- TASK GOAL:
Look through the records below and collect all lines that hold the string "Тортуги".

Begin

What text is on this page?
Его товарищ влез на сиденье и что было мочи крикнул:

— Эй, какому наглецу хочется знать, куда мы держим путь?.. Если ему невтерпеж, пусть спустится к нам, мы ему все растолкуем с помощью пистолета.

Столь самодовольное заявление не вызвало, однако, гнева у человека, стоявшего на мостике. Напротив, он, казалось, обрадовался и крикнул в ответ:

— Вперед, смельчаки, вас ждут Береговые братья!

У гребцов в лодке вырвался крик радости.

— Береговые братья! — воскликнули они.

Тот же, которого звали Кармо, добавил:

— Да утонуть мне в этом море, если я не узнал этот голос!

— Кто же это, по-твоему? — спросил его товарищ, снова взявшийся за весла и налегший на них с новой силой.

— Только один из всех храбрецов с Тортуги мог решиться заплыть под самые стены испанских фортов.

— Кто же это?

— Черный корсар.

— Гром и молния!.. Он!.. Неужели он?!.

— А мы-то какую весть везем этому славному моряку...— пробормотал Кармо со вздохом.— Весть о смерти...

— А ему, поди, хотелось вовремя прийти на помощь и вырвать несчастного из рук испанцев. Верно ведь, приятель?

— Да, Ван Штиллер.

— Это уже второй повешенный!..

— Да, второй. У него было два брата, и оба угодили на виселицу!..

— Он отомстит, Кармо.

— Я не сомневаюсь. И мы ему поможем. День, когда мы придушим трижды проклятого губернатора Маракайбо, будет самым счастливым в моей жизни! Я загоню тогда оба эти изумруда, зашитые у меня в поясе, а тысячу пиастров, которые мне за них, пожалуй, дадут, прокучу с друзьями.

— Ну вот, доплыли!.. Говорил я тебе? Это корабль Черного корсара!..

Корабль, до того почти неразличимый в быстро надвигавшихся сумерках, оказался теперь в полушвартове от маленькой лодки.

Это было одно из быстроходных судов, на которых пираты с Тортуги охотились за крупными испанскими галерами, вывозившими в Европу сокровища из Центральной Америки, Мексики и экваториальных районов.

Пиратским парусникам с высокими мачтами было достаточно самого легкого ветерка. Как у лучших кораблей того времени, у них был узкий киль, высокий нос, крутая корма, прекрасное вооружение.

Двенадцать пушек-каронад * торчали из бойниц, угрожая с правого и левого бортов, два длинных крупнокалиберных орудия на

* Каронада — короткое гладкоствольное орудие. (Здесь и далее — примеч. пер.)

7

End

- EXERCISE ANSWER:
— Только один из всех храбрецов с Тортуги мог решиться заплыть под самые стены испанских фортов.
Это было одно из быстроходных судов, на которых пираты с Тортуги охотились за крупными испанскими галерами, вывозившими в Европу сокровища из Центральной Америки, Мексики и экваториальных районов.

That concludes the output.